**Dataset excerpts:**
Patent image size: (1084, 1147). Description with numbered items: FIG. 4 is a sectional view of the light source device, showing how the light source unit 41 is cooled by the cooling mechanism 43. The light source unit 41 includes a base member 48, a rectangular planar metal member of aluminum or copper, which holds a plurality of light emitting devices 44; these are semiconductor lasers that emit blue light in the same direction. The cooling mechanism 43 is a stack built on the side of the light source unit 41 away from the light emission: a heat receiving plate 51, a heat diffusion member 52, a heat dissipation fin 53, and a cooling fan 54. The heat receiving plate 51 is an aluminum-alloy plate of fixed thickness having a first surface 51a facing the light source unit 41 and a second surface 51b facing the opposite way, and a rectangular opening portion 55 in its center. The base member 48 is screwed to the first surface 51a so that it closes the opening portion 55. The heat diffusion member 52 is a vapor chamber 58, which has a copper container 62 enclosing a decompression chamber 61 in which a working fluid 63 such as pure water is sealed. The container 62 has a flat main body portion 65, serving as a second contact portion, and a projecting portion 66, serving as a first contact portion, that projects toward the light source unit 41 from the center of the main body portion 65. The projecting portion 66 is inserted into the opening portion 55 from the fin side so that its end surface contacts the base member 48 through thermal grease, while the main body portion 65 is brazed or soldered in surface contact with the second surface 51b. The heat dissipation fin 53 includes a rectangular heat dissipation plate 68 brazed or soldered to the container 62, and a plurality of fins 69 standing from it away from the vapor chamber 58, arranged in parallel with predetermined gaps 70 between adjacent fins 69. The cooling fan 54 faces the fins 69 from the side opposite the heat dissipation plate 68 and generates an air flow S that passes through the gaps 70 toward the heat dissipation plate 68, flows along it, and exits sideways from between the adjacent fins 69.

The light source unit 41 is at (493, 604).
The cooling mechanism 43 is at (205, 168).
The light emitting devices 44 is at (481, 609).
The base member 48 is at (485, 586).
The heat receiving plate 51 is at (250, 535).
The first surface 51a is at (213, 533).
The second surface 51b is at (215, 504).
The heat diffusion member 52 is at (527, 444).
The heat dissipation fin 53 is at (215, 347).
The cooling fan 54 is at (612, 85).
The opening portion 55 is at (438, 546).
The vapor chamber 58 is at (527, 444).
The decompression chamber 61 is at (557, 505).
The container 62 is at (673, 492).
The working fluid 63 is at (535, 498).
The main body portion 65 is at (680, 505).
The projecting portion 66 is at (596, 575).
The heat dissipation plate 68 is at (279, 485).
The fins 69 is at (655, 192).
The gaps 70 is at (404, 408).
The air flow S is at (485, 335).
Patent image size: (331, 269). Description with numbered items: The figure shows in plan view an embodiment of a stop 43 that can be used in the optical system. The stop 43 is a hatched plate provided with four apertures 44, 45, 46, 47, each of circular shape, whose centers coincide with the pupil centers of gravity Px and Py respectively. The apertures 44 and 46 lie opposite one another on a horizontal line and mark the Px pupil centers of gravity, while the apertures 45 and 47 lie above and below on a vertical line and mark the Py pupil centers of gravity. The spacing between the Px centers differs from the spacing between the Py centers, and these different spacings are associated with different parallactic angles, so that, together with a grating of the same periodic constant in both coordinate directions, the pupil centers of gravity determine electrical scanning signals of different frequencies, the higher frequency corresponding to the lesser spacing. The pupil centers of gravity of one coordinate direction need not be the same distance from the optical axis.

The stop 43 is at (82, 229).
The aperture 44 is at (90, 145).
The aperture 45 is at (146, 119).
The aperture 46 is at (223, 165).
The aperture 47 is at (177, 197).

**SHORT PROBLEM:**
Write out every one of the records above verbatim, word for word and with nothing changed.

**WRITTEN SOLUTION:**
Patent image size: (1084, 1147). Description with numbered items: FIG. 4 is a sectional view of the light source device, showing how the light source unit 41 is cooled by the cooling mechanism 43. The light source unit 41 includes a base member 48, a rectangular planar metal member of aluminum or copper, which holds a plurality of light emitting devices 44; these are semiconductor lasers that emit blue light in the same direction. The cooling mechanism 43 is a stack built on the side of the light source unit 41 away from the light emission: a heat receiving plate 51, a heat diffusion member 52, a heat dissipation fin 53, and a cooling fan 54. The heat receiving plate 51 is an aluminum-alloy plate of fixed thickness having a first surface 51a facing the light source unit 41 and a second surface 51b facing the opposite way, and a rectangular opening portion 55 in its center. The base member 48 is screwed to the first surface 51a so that it closes the opening portion 55. The heat diffusion member 52 is a vapor chamber 58, which has a copper container 62 enclosing a decompression chamber 61 in which a working fluid 63 such as pure water is sealed. The container 62 has a flat main body portion 65, serving as a second contact portion, and a projecting portion 66, serving as a first contact portion, that projects toward the light source unit 41 from the center of the main body portion 65. The projecting portion 66 is inserted into the opening portion 55 from the fin side so that its end surface contacts the base member 48 through thermal grease, while the main body portion 65 is brazed or soldered in surface contact with the second surface 51b. The heat dissipation fin 53 includes a rectangular heat dissipation plate 68 brazed or soldered to the container 62, and a plurality of fins 69 standing from it away from the vapor chamber 58, arranged in parallel with predetermined gaps 70 between adjacent fins 69. The cooling fan 54 faces the fins 69 from the side opposite the heat dissipation plate 68 and generates an air flow S that passes through the gaps 70 toward the heat dissipation plate 68, flows along it, and exits sideways from between the adjacent fins 69.

The light source unit 41 is at (493, 604).
The cooling mechanism 43 is at (205, 168).
The light emitting devices 44 is at (481, 609).
The base member 48 is at (485, 586).
The heat receiving plate 51 is at (250, 535).
The first surface 51a is at (213, 533).
The second surface 51b is at (215, 504).
The heat diffusion member 52 is at (527, 444).
The heat dissipation fin 53 is at (215, 347).
The cooling fan 54 is at (612, 85).
The opening portion 55 is at (438, 546).
The vapor chamber 58 is at (527, 444).
The decompression chamber 61 is at (557, 505).
The container 62 is at (673, 492).
The working fluid 63 is at (535, 498).
The main body portion 65 is at (680, 505).
The projecting portion 66 is at (596, 575).
The heat dissipation plate 68 is at (279, 485).
The fins 69 is at (655, 192).
The gaps 70 is at (404, 408).
The air flow S is at (485, 335).
Patent image size: (331, 269). Description with numbered items: The figure shows in plan view an embodiment of a stop 43 that can be used in the optical system. The stop 43 is a hatched plate provided with four apertures 44, 45, 46, 47, each of circular shape, whose centers coincide with the pupil centers of gravity Px and Py respectively. The apertures 44 and 46 lie opposite one another on a horizontal line and mark the Px pupil centers of gravity, while the apertures 45 and 47 lie above and below on a vertical line and mark the Py pupil centers of gravity. The spacing between the Px centers differs from the spacing between the Py centers, and these different spacings are associated with different parallactic angles, so that, together with a grating of the same periodic constant in both coordinate directions, the pupil centers of gravity determine electrical scanning signals of different frequencies, the higher frequency corresponding to the lesser spacing. The pupil centers of gravity of one coordinate direction need not be the same distance from the optical axis.

The stop 43 is at (82, 229).
The aperture 44 is at (90, 145).
The aperture 45 is at (146, 119).
The aperture 46 is at (223, 165).
The aperture 47 is at (177, 197).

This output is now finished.